=== Task inputs ===
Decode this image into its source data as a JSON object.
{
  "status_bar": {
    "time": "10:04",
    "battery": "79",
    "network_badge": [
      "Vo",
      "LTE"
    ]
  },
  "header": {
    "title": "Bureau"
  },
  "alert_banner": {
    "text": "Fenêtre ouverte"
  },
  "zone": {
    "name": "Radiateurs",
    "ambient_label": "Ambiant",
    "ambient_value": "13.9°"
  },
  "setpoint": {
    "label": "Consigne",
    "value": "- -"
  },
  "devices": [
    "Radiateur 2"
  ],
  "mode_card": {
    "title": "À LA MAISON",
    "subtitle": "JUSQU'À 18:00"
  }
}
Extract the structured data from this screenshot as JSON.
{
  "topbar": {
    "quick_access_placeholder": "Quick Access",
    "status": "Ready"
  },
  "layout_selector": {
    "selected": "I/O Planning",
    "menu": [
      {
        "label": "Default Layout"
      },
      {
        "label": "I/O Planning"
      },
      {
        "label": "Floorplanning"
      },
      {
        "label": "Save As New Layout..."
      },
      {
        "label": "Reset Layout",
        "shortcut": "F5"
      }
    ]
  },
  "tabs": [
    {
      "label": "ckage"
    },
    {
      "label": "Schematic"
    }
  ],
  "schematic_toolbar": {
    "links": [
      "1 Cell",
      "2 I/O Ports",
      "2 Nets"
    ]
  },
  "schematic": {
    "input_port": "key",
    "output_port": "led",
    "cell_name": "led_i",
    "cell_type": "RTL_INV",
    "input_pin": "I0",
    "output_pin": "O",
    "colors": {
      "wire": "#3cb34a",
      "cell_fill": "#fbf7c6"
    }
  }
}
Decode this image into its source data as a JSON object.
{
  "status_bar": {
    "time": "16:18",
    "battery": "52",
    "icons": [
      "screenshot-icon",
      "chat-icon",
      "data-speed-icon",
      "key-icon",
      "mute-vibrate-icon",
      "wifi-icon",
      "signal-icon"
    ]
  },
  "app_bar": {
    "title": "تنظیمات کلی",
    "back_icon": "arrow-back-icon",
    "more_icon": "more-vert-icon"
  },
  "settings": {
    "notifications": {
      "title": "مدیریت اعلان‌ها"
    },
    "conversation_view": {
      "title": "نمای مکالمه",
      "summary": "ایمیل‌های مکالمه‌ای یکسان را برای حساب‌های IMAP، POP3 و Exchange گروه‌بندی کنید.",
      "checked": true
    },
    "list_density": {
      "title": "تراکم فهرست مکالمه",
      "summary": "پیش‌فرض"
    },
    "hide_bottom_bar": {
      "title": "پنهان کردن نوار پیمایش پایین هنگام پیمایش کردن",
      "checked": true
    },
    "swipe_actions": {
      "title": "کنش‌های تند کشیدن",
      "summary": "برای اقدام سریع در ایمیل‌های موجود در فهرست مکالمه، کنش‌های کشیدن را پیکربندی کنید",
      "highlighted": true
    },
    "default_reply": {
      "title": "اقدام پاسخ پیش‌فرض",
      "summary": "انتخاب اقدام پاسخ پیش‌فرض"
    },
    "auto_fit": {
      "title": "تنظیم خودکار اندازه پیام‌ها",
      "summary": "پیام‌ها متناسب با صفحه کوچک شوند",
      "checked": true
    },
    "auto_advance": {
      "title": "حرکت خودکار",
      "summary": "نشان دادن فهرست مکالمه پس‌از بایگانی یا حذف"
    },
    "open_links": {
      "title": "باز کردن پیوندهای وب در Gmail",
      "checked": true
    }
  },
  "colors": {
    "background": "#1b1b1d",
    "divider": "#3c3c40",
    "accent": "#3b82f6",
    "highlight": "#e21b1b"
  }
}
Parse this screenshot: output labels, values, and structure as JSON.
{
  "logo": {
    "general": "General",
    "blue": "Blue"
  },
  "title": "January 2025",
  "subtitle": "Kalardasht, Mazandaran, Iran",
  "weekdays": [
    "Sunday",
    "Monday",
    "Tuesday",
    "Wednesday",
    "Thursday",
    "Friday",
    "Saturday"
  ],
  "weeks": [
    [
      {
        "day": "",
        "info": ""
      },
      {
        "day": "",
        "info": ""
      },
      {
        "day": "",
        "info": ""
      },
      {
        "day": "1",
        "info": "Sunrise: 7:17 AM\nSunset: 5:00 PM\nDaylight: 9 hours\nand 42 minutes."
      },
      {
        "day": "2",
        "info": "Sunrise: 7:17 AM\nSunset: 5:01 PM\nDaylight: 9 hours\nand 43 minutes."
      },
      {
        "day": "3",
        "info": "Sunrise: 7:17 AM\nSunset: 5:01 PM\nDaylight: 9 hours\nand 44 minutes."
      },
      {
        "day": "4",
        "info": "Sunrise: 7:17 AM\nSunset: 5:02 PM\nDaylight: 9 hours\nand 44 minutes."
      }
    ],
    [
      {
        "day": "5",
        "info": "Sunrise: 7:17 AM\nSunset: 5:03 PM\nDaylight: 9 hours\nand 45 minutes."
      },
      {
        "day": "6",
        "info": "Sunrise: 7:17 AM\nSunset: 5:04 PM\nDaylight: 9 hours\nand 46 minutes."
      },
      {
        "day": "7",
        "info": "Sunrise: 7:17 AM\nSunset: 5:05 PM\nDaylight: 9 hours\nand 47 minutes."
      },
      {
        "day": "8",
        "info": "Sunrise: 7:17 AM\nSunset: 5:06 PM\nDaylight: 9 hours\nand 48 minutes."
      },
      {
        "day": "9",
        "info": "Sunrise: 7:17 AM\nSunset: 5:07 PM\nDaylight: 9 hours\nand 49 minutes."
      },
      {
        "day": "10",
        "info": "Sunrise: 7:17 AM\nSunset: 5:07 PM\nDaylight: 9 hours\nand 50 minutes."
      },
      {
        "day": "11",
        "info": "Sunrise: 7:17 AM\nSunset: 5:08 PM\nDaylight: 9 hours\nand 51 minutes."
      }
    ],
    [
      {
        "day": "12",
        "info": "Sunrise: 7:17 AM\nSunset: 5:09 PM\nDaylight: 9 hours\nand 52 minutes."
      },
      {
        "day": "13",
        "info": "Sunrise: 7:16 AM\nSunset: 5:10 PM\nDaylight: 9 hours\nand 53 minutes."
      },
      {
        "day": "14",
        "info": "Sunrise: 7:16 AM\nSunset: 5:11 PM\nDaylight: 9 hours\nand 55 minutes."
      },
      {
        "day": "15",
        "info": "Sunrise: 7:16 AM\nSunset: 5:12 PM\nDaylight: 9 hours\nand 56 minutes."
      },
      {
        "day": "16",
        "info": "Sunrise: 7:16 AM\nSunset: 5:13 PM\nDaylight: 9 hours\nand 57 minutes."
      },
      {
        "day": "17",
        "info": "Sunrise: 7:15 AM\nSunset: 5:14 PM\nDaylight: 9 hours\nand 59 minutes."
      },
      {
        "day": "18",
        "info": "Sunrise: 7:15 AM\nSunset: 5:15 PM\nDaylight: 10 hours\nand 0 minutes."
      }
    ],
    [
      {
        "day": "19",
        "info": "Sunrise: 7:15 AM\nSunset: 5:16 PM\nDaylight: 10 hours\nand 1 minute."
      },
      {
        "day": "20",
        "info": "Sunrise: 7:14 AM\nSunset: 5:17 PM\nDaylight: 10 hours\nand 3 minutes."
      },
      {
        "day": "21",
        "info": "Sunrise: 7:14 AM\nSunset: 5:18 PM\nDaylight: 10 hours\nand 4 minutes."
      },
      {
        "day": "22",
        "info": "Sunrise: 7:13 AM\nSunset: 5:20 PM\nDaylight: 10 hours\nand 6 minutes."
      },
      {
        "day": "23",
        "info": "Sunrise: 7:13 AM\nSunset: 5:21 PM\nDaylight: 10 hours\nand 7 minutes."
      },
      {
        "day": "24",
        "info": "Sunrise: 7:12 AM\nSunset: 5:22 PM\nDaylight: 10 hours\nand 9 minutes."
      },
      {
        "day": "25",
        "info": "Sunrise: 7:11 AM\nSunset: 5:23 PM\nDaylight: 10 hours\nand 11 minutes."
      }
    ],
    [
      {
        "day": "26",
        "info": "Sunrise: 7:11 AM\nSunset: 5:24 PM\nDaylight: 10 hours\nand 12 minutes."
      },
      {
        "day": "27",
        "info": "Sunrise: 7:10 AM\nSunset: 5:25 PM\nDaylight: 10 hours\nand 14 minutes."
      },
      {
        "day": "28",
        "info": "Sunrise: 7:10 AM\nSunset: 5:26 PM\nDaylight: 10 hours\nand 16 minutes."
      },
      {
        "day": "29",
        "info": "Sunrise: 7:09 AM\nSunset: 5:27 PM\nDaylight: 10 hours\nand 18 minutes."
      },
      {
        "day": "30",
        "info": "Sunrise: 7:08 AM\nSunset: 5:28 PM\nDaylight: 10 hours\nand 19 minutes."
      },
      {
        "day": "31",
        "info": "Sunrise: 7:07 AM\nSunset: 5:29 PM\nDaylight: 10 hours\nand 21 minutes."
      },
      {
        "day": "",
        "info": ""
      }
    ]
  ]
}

=== Your instructions ===
Select every line where the word "مکالمه" occurs.

=== Result of the exercise ===
      "title": "نمای مکالمه",
      "summary": "ایمیل‌های مکالمه‌ای یکسان را برای حساب‌های IMAP، POP3 و Exchange گروه‌بندی کنید.",
      "title": "تراکم فهرست مکالمه",
      "summary": "برای اقدام سریع در ایمیل‌های موجود در فهرست مکالمه، کنش‌های کشیدن را پیکربندی کنید",
      "summary": "نشان دادن فهرست مکالمه پس‌از بایگانی یا حذف"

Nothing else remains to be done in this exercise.